**Exercise prompt**
Transcribe each line of the records below exactly, excluding any embedded images.

++++ Source records

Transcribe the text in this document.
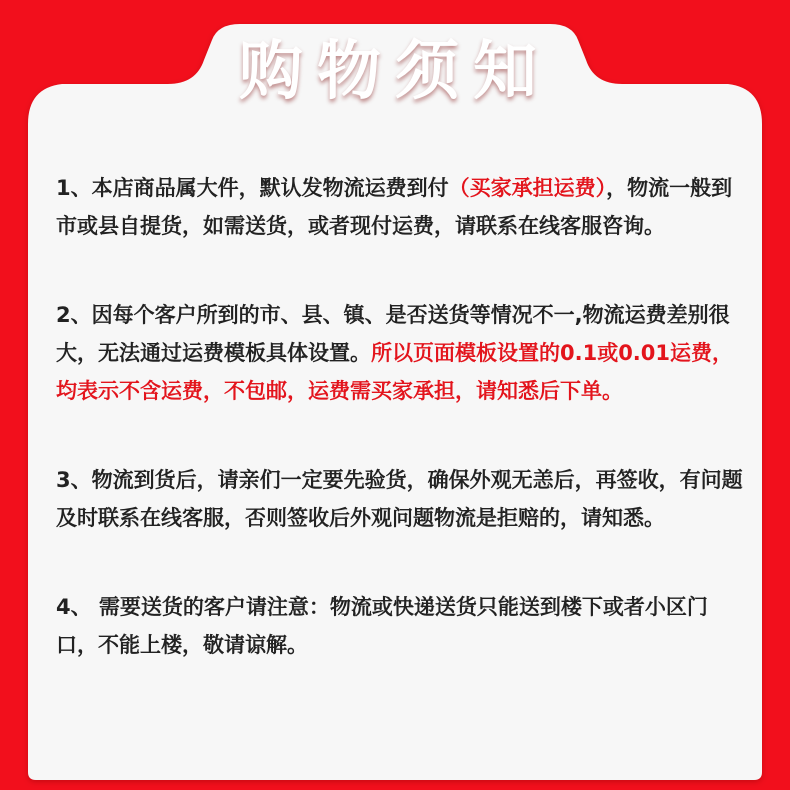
购物须知
1、本店商品属大件，默认发物流运费到付（买家承担运费），物流一般到市或县自提货，如需送货，或者现付运费，请联系在线客服咨询。
2、因每个客户所到的市、县、镇、是否送货等情况不一,物流运费差别很大，无法通过运费模板具体设置。所以页面模板设置的0.1或0.01运费，均表示不含运费，不包邮，运费需买家承担，请知悉后下单。
3、物流到货后，请亲们一定要先验货，确保外观无恙后，再签收，有问题及时联系在线客服，否则签收后外观问题物流是拒赔的，请知悉。
4、 需要送货的客户请注意：物流或快递送货只能送到楼下或者小区门口，不能上楼，敬请谅解。
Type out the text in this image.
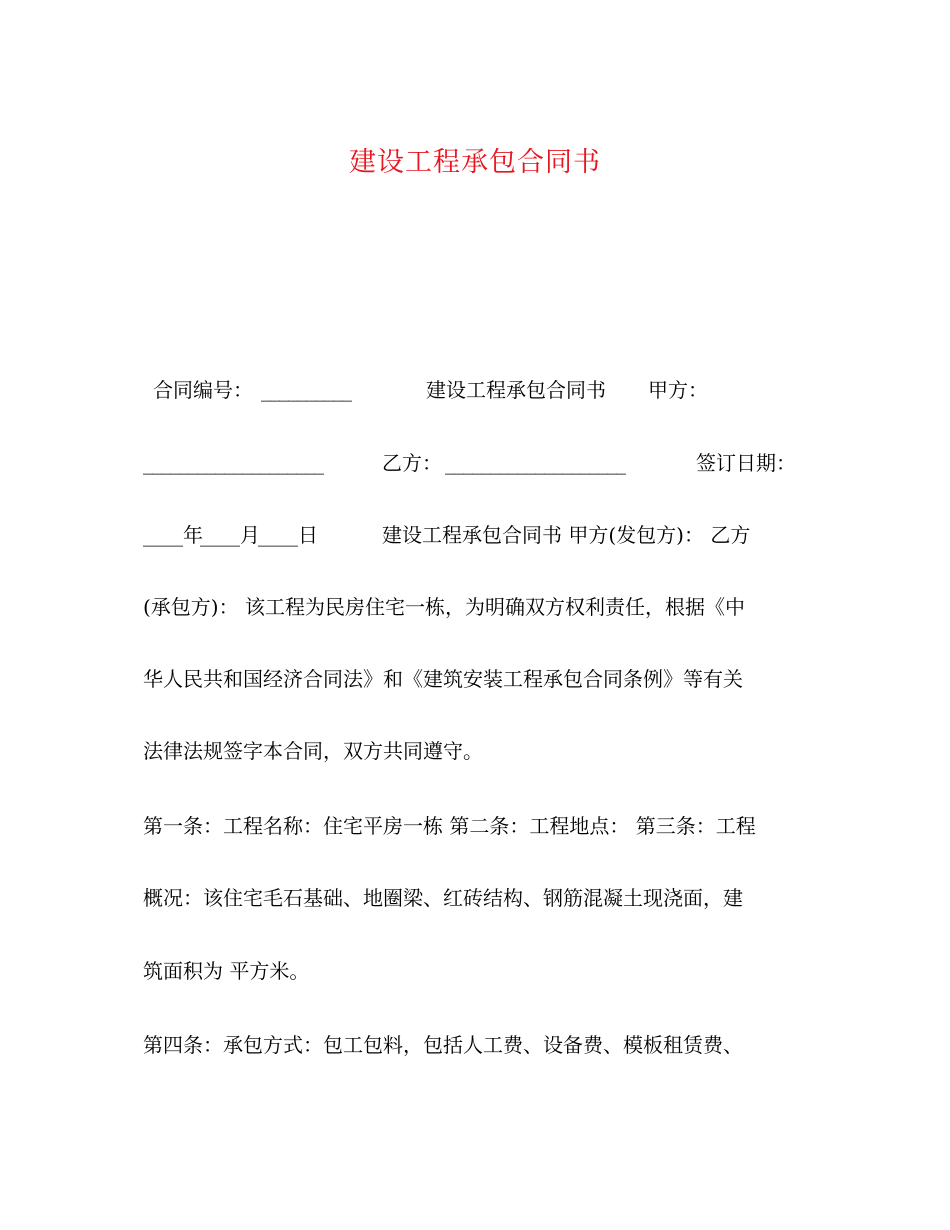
建设工程承包合同书
合同编号： __________	建设工程承包合同书 甲方：
____________________	乙方： ____________________	签订日期：
____年
____月
____日	建设工程承包合同书 甲方(发包方)： 乙方
(承包方)： 该工程为民房住宅一栋，为明确双方权利责任，根据《中
华人民共和国经济合同法》和《建筑安装工程承包合同条例》等有关
法律法规签字本合同，双方共同遵守。
第一条：工程名称：住宅平房一栋 第二条：工程地点： 第三条：工程
概况：该住宅毛石基础、地圈梁、红砖结构、钢筋混凝土现浇面，建
筑面积为 平方米。
第四条：承包方式：包工包料，包括人工费、设备费、模板租赁费、
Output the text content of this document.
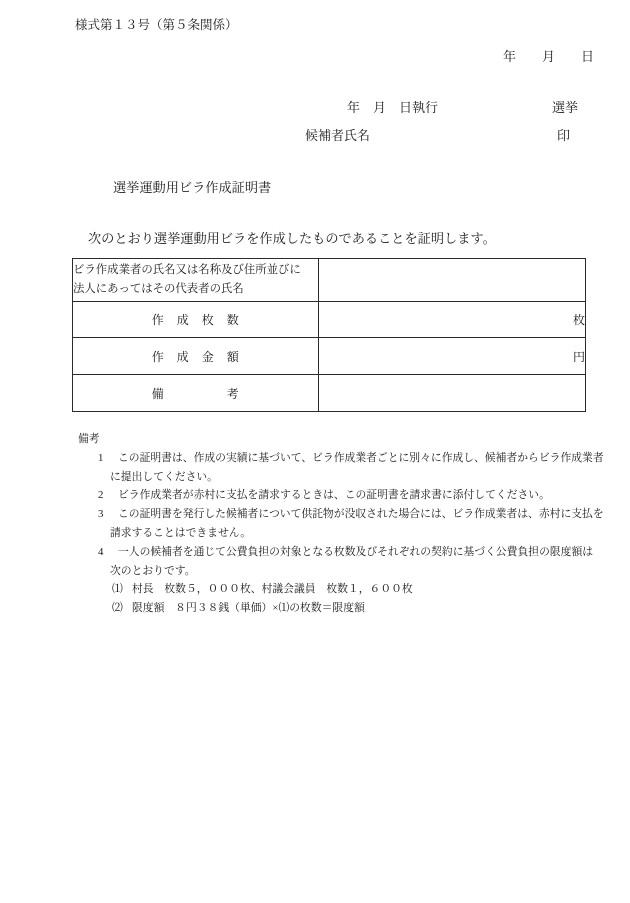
様式第１３号（第５条関係）
年　　月　　日
年　月　日執行	選挙
候補者氏名	印
選挙運動用ビラ作成証明書
次のとおり選挙運動用ビラを作成したものであることを証明します。
ビラ作成業者の氏名又は名称及び住所並びに
法人にあってはその代表者の氏名	

作　成　枚　数	枚
作　成　金　額	円
備　　　　　考	
備考
1 この証明書は、作成の実績に基づいて、ビラ作成業者ごとに別々に作成し、候補者からビラ作成業者
に提出してください。
2 ビラ作成業者が赤村に支払を請求するときは、この証明書を請求書に添付してください。
3 この証明書を発行した候補者について供託物が没収された場合には、ビラ作成業者は、赤村に支払を
請求することはできません。
4 一人の候補者を通じて公費負担の対象となる枚数及びそれぞれの契約に基づく公費負担の限度額は
次のとおりです。
⑴ 村長　枚数５，０００枚、村議会議員　枚数１，６００枚
⑵ 限度額　８円３８銭（単価）×⑴の枚数＝限度額
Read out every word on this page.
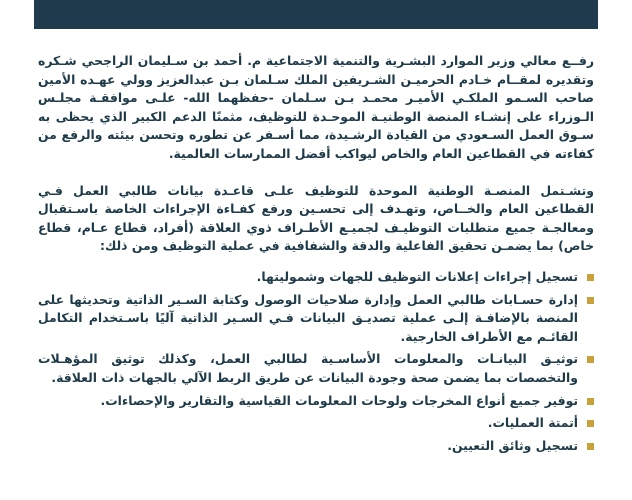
رفــع معالي وزير الموارد البشـرية والتنمية الاجتماعية م. أحمد بن سـليمان الراجحي شـكره وتقديره لمقــام خـادم الحرميـن الشـريفين الملك سـلمان بـن عبدالعزيز وولي عهـده الأمين صاحب السـمو الملكـي الأميـر محمـد بـن سـلمان -حفظهما الله- علـى موافقـة مجلـس الـوزراء على إنشـاء المنصة الوطنيـة الموحـدة للتوظيف، مثمنًا الدعم الكبير الذي يحظى به سـوق العمل السـعودي من القيادة الرشـيدة، مما أسـفر عن تطوره وتحسن بيئته والرفع من كفاءته في القطاعين العام والخاص ليواكب أفضل الممارسات العالمية.

وتشـتمل المنصـة الوطنية الموحدة للتوظيف علـى قاعـدة بيانات طالبي العمل فـي القطاعين العام والخــاص، وتهـدف إلى تحسـين ورفع كفـاءة الإجراءات الخاصة باسـتقبال ومعالجـة جميع متطلبات التوظيـف لجميـع الأطـراف ذوي العلاقة (أفراد، قطاع عـام، قطاع خاص) بما يضمـن تحقيق الفاعلية والدقة والشفافية في عملية التوظيف ومن ذلك:

تسجيل إجراءات إعلانات التوظيف للجهات وشموليتها.
إدارة حسـابات طالبي العمل وإدارة صلاحيات الوصول وكتابة السـير الذاتية وتحديثها على المنصة بالإضافـة إلـى عملية تصديـق البيانات فـي السـير الذاتية آليًا باسـتخدام التكامل القائـم مع الأطراف الخارجية.
توثيـق البيانـات والمعلومات الأساسـية لطالبي العمل، وكذلك توثيق المؤهـلات والتخصصات بما يضمن صحة وجودة البيانات عن طريق الربط الآلي بالجهات ذات العلاقة.
توفير جميع أنواع المخرجات ولوحات المعلومات القياسية والتقارير والإحصاءات.
أتمتة العمليات.
تسجيل وثائق التعيين.
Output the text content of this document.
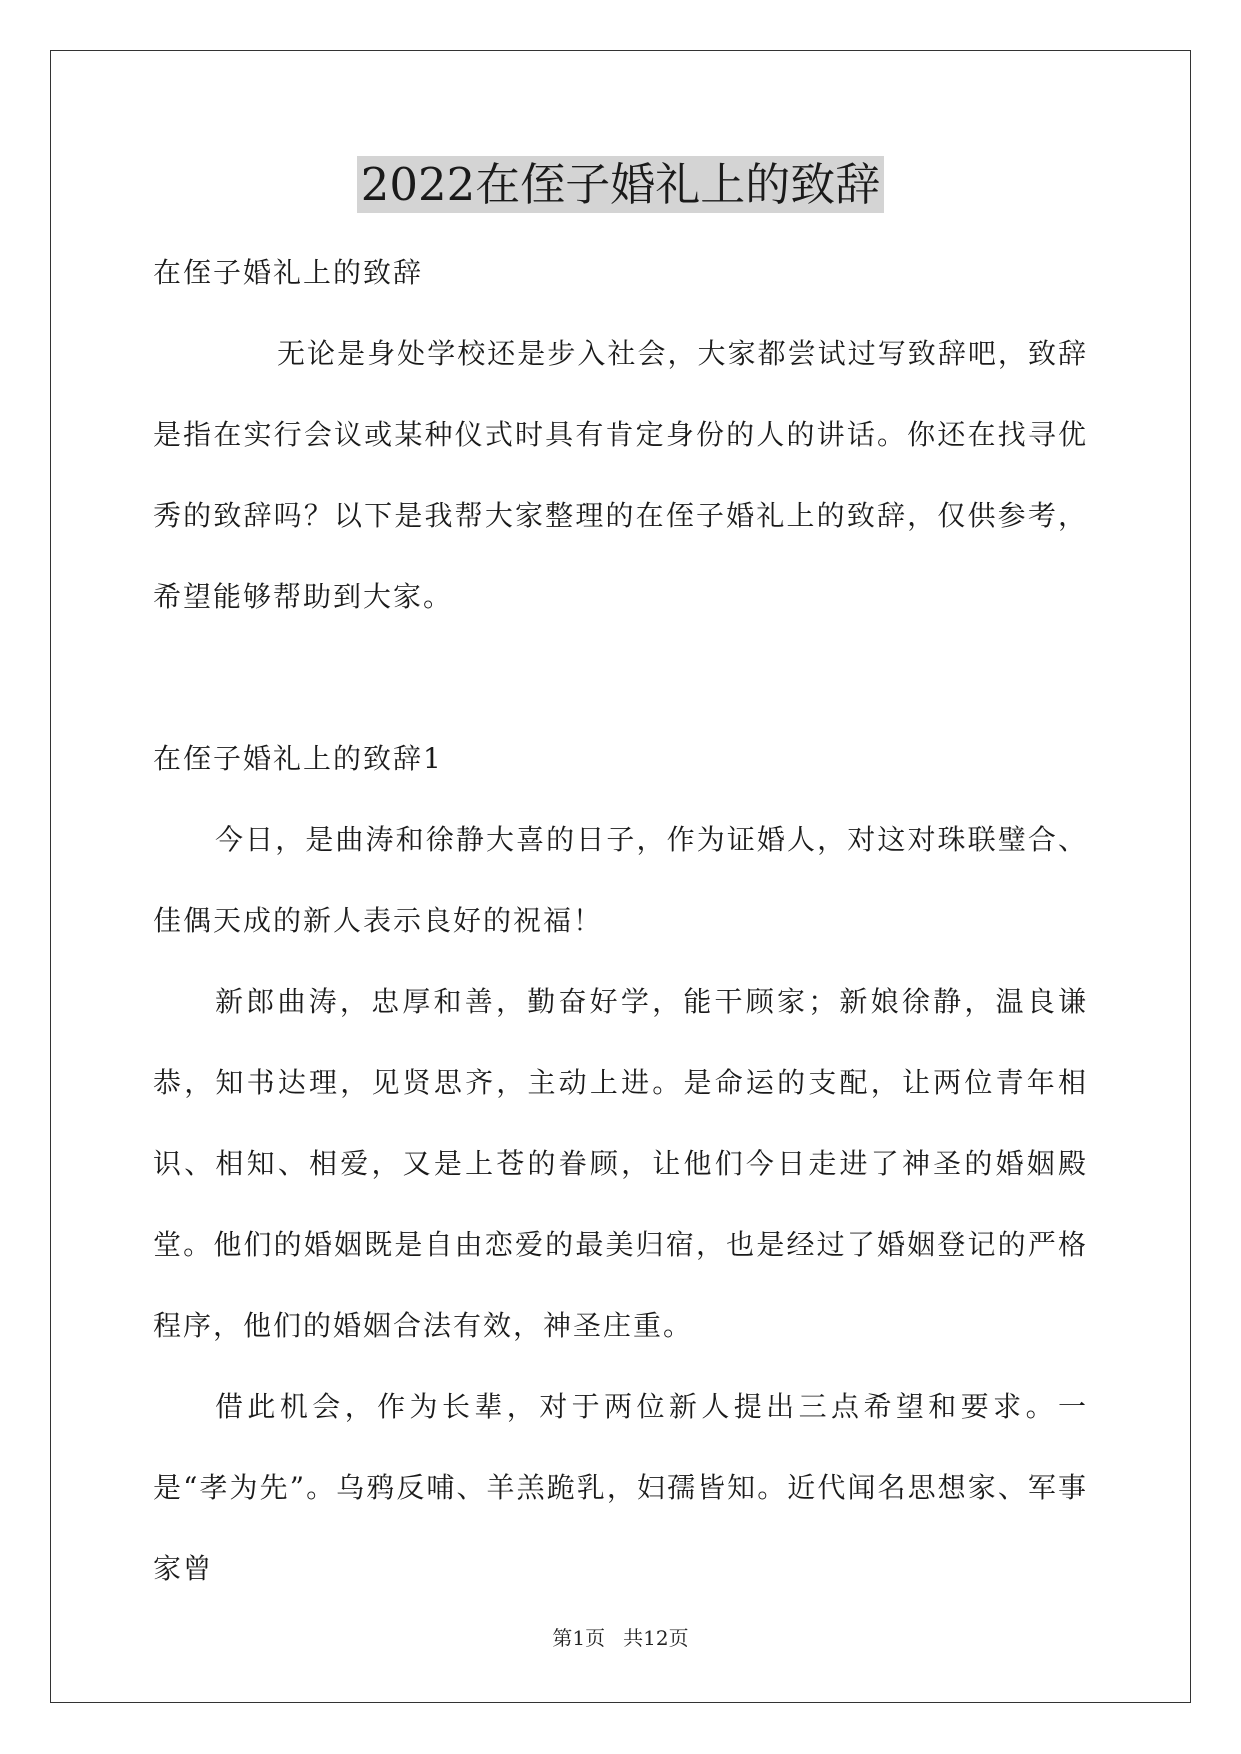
2022在侄子婚礼上的致辞

在侄子婚礼上的致辞

无论是身处学校还是步入社会，大家都尝试过写致辞吧，致辞是指在实行会议或某种仪式时具有肯定身份的人的讲话。你还在找寻优秀的致辞吗？以下是我帮大家整理的在侄子婚礼上的致辞，仅供参考，希望能够帮助到大家。

在侄子婚礼上的致辞1

今日，是曲涛和徐静大喜的日子，作为证婚人，对这对珠联璧合、佳偶天成的新人表示良好的祝福！

新郎曲涛，忠厚和善，勤奋好学，能干顾家；新娘徐静，温良谦恭，知书达理，见贤思齐，主动上进。是命运的支配，让两位青年相识、相知、相爱，又是上苍的眷顾，让他们今日走进了神圣的婚姻殿堂。他们的婚姻既是自由恋爱的最美归宿，也是经过了婚姻登记的严格程序，他们的婚姻合法有效，神圣庄重。

借此机会，作为长辈，对于两位新人提出三点希望和要求。一是“孝为先”。乌鸦反哺、羊羔跪乳，妇孺皆知。近代闻名思想家、军事家曾

第1页 共12页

++++++++

**Answer to this exercise**
Transcribe the text in this document.
购物须知
1、本店商品属大件，默认发物流运费到付（买家承担运费），物流一般到市或县自提货，如需送货，或者现付运费，请联系在线客服咨询。
2、因每个客户所到的市、县、镇、是否送货等情况不一,物流运费差别很大，无法通过运费模板具体设置。所以页面模板设置的0.1或0.01运费，均表示不含运费，不包邮，运费需买家承担，请知悉后下单。
3、物流到货后，请亲们一定要先验货，确保外观无恙后，再签收，有问题及时联系在线客服，否则签收后外观问题物流是拒赔的，请知悉。
4、 需要送货的客户请注意：物流或快递送货只能送到楼下或者小区门口，不能上楼，敬请谅解。
Type out the text in this image.
建设工程承包合同书
合同编号： __________	建设工程承包合同书 甲方：
____________________	乙方： ____________________	签订日期：
____年
____月
____日	建设工程承包合同书 甲方(发包方)： 乙方
(承包方)： 该工程为民房住宅一栋，为明确双方权利责任，根据《中
华人民共和国经济合同法》和《建筑安装工程承包合同条例》等有关
法律法规签字本合同，双方共同遵守。
第一条：工程名称：住宅平房一栋 第二条：工程地点： 第三条：工程
概况：该住宅毛石基础、地圈梁、红砖结构、钢筋混凝土现浇面，建
筑面积为 平方米。
第四条：承包方式：包工包料，包括人工费、设备费、模板租赁费、
Output the text content of this document.
様式第１３号（第５条関係）
年　　月　　日
年　月　日執行	選挙
候補者氏名	印
選挙運動用ビラ作成証明書
次のとおり選挙運動用ビラを作成したものであることを証明します。
ビラ作成業者の氏名又は名称及び住所並びに
法人にあってはその代表者の氏名	

作　成　枚　数	枚
作　成　金　額	円
備　　　　　考	
備考
1 この証明書は、作成の実績に基づいて、ビラ作成業者ごとに別々に作成し、候補者からビラ作成業者
に提出してください。
2 ビラ作成業者が赤村に支払を請求するときは、この証明書を請求書に添付してください。
3 この証明書を発行した候補者について供託物が没収された場合には、ビラ作成業者は、赤村に支払を
請求することはできません。
4 一人の候補者を通じて公費負担の対象となる枚数及びそれぞれの契約に基づく公費負担の限度額は
次のとおりです。
⑴ 村長　枚数５，０００枚、村議会議員　枚数１，６００枚
⑵ 限度額　８円３８銭（単価）×⑴の枚数＝限度額
Read out every word on this page.
رفــع معالي وزير الموارد البشـرية والتنمية الاجتماعية م. أحمد بن سـليمان الراجحي شـكره وتقديره لمقــام خـادم الحرميـن الشـريفين الملك سـلمان بـن عبدالعزيز وولي عهـده الأمين صاحب السـمو الملكـي الأميـر محمـد بـن سـلمان -حفظهما الله- علـى موافقـة مجلـس الـوزراء على إنشـاء المنصة الوطنيـة الموحـدة للتوظيف، مثمنًا الدعم الكبير الذي يحظى به سـوق العمل السـعودي من القيادة الرشـيدة، مما أسـفر عن تطوره وتحسن بيئته والرفع من كفاءته في القطاعين العام والخاص ليواكب أفضل الممارسات العالمية.

وتشـتمل المنصـة الوطنية الموحدة للتوظيف علـى قاعـدة بيانات طالبي العمل فـي القطاعين العام والخــاص، وتهـدف إلى تحسـين ورفع كفـاءة الإجراءات الخاصة باسـتقبال ومعالجـة جميع متطلبات التوظيـف لجميـع الأطـراف ذوي العلاقة (أفراد، قطاع عـام، قطاع خاص) بما يضمـن تحقيق الفاعلية والدقة والشفافية في عملية التوظيف ومن ذلك:

تسجيل إجراءات إعلانات التوظيف للجهات وشموليتها.
إدارة حسـابات طالبي العمل وإدارة صلاحيات الوصول وكتابة السـير الذاتية وتحديثها على المنصة بالإضافـة إلـى عملية تصديـق البيانات فـي السـير الذاتية آليًا باسـتخدام التكامل القائـم مع الأطراف الخارجية.
توثيـق البيانـات والمعلومات الأساسـية لطالبي العمل، وكذلك توثيق المؤهـلات والتخصصات بما يضمن صحة وجودة البيانات عن طريق الربط الآلي بالجهات ذات العلاقة.
توفير جميع أنواع المخرجات ولوحات المعلومات القياسية والتقارير والإحصاءات.
أتمتة العمليات.
تسجيل وثائق التعيين.
Output the text content of this document.
2022在侄子婚礼上的致辞

在侄子婚礼上的致辞

无论是身处学校还是步入社会，大家都尝试过写致辞吧，致辞是指在实行会议或某种仪式时具有肯定身份的人的讲话。你还在找寻优秀的致辞吗？以下是我帮大家整理的在侄子婚礼上的致辞，仅供参考，希望能够帮助到大家。

在侄子婚礼上的致辞1

今日，是曲涛和徐静大喜的日子，作为证婚人，对这对珠联璧合、佳偶天成的新人表示良好的祝福！

新郎曲涛，忠厚和善，勤奋好学，能干顾家；新娘徐静，温良谦恭，知书达理，见贤思齐，主动上进。是命运的支配，让两位青年相识、相知、相爱，又是上苍的眷顾，让他们今日走进了神圣的婚姻殿堂。他们的婚姻既是自由恋爱的最美归宿，也是经过了婚姻登记的严格程序，他们的婚姻合法有效，神圣庄重。

借此机会，作为长辈，对于两位新人提出三点希望和要求。一是“孝为先”。乌鸦反哺、羊羔跪乳，妇孺皆知。近代闻名思想家、军事家曾

第1页 共12页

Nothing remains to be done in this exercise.